DIRECTIONS: Reproduce the rows below word for word, from the first row through the row that contains "y-tick-label: 1 [291,665,335,754]", including both of those rows.

DATA EXTRACT:

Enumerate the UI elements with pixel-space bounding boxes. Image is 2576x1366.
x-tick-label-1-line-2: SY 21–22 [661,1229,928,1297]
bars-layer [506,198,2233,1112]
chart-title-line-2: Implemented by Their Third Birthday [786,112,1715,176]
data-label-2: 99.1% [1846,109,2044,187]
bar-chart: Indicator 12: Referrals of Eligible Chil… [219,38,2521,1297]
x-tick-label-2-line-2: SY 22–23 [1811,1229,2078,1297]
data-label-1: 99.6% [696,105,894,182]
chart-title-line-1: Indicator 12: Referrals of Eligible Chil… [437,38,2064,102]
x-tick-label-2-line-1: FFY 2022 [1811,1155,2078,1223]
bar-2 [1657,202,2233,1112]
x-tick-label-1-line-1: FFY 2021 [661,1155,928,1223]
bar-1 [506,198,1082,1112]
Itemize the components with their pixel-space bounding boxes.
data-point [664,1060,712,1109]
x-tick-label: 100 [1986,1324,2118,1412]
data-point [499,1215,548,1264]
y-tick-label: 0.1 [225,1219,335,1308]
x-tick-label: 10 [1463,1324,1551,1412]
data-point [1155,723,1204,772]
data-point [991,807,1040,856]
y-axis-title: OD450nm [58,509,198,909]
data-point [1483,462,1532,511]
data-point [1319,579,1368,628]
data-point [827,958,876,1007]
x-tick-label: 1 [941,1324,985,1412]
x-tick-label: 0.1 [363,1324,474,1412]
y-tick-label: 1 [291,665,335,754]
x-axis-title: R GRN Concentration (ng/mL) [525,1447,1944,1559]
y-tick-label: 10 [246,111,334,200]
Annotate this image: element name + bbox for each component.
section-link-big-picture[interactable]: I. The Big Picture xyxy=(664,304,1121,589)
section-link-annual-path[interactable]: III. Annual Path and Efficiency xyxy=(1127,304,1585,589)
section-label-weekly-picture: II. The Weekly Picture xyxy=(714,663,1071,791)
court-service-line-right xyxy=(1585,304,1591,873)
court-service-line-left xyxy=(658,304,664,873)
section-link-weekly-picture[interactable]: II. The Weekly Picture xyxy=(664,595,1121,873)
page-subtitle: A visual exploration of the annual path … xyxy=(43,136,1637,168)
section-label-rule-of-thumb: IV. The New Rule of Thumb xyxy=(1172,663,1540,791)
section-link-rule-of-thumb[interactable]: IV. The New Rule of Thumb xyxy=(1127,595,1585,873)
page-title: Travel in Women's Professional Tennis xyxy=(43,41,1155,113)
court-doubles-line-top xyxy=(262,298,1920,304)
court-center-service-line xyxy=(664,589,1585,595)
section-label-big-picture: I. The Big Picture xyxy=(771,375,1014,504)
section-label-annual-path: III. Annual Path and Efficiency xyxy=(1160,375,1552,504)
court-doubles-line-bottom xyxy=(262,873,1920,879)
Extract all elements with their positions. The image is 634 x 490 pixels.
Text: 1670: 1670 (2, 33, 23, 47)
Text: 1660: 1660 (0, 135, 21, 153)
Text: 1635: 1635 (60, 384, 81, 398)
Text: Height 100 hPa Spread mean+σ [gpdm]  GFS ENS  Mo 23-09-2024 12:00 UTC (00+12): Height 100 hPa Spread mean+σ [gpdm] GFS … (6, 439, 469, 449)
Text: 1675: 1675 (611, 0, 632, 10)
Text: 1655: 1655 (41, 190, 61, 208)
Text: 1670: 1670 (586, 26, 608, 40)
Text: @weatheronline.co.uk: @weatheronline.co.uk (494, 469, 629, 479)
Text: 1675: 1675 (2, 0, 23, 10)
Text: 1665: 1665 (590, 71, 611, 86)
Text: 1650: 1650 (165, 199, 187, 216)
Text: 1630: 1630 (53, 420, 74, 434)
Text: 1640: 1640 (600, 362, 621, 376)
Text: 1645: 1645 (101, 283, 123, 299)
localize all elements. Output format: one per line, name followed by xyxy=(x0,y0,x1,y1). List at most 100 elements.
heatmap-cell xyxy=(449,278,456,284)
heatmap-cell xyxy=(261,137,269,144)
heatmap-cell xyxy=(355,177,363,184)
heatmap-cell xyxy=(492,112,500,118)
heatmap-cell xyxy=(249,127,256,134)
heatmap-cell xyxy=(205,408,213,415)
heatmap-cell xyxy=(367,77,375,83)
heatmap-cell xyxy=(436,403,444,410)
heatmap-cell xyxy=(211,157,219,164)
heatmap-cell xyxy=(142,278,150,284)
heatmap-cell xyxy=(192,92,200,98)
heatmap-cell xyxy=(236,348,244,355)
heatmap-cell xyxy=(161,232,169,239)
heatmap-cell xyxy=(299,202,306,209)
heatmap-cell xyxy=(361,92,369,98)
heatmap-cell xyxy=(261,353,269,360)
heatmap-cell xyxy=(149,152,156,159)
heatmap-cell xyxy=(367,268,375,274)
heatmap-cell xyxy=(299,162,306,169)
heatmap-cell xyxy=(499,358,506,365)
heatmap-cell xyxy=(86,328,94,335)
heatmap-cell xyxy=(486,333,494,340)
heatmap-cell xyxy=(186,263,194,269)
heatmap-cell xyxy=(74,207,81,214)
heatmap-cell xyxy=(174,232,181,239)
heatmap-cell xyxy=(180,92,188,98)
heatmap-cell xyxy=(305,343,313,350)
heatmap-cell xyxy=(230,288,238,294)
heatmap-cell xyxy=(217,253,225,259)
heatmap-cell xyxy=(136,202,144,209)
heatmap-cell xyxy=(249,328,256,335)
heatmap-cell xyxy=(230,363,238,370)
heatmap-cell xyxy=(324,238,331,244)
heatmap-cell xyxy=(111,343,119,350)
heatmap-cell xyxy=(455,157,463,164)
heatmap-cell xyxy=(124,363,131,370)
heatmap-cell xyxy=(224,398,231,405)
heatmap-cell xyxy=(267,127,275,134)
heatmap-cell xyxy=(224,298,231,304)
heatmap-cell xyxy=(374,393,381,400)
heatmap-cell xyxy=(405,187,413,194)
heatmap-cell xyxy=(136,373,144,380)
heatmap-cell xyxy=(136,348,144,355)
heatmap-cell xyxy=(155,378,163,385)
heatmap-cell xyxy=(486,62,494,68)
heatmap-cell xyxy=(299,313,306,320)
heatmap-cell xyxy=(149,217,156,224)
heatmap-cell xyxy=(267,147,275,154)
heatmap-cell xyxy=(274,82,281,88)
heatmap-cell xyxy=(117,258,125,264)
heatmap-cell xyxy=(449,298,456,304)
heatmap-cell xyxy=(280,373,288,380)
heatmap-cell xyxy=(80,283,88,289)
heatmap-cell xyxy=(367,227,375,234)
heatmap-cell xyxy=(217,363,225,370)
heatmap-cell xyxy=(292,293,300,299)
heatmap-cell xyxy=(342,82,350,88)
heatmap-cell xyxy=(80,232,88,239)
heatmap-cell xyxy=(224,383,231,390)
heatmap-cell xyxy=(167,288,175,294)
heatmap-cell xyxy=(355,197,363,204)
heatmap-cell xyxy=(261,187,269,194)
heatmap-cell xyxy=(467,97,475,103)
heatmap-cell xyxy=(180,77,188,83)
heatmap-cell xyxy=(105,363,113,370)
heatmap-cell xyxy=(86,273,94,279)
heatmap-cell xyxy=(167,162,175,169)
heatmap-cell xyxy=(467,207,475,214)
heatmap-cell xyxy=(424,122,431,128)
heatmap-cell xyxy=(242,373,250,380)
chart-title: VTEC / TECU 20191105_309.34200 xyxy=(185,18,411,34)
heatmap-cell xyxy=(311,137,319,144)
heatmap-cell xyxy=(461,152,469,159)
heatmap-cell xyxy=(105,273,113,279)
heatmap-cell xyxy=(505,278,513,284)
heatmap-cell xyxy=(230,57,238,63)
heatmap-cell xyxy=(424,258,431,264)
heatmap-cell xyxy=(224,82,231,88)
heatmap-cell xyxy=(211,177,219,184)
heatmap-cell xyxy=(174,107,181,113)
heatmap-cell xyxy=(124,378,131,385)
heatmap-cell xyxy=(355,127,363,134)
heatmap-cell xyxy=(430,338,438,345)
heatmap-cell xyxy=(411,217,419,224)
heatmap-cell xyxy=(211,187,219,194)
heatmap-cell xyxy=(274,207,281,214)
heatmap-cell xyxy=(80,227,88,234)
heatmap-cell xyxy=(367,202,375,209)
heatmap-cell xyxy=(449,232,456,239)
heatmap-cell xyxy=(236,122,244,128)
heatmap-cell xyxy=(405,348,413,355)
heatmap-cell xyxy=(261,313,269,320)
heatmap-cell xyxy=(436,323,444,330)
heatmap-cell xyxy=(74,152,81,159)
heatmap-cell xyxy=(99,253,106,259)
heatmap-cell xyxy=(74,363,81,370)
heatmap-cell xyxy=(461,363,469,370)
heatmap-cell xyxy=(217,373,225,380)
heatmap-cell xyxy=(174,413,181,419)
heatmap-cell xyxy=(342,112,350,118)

RIGHT ANSWER:
Enumerate the UI elements with pixel-space bounding boxes. Image is 2576x1366.
x-tick-label-1-line-2: SY 21–22 [661,1229,928,1297]
bars-layer [506,198,2233,1112]
chart-title-line-2: Implemented by Their Third Birthday [786,112,1715,176]
data-label-2: 99.1% [1846,109,2044,187]
bar-chart: Indicator 12: Referrals of Eligible Chil… [219,38,2521,1297]
x-tick-label-2-line-2: SY 22–23 [1811,1229,2078,1297]
data-label-1: 99.6% [696,105,894,182]
chart-title-line-1: Indicator 12: Referrals of Eligible Chil… [437,38,2064,102]
x-tick-label-2-line-1: FFY 2022 [1811,1155,2078,1223]
bar-2 [1657,202,2233,1112]
x-tick-label-1-line-1: FFY 2021 [661,1155,928,1223]
bar-1 [506,198,1082,1112]
Itemize the components with their pixel-space bounding boxes.
data-point [664,1060,712,1109]
x-tick-label: 100 [1986,1324,2118,1412]
data-point [499,1215,548,1264]
y-tick-label: 0.1 [225,1219,335,1308]
x-tick-label: 10 [1463,1324,1551,1412]
data-point [1155,723,1204,772]
data-point [991,807,1040,856]
y-axis-title: OD450nm [58,509,198,909]
data-point [1483,462,1532,511]
data-point [1319,579,1368,628]
data-point [827,958,876,1007]
x-tick-label: 1 [941,1324,985,1412]
x-tick-label: 0.1 [363,1324,474,1412]
y-tick-label: 1 [291,665,335,754]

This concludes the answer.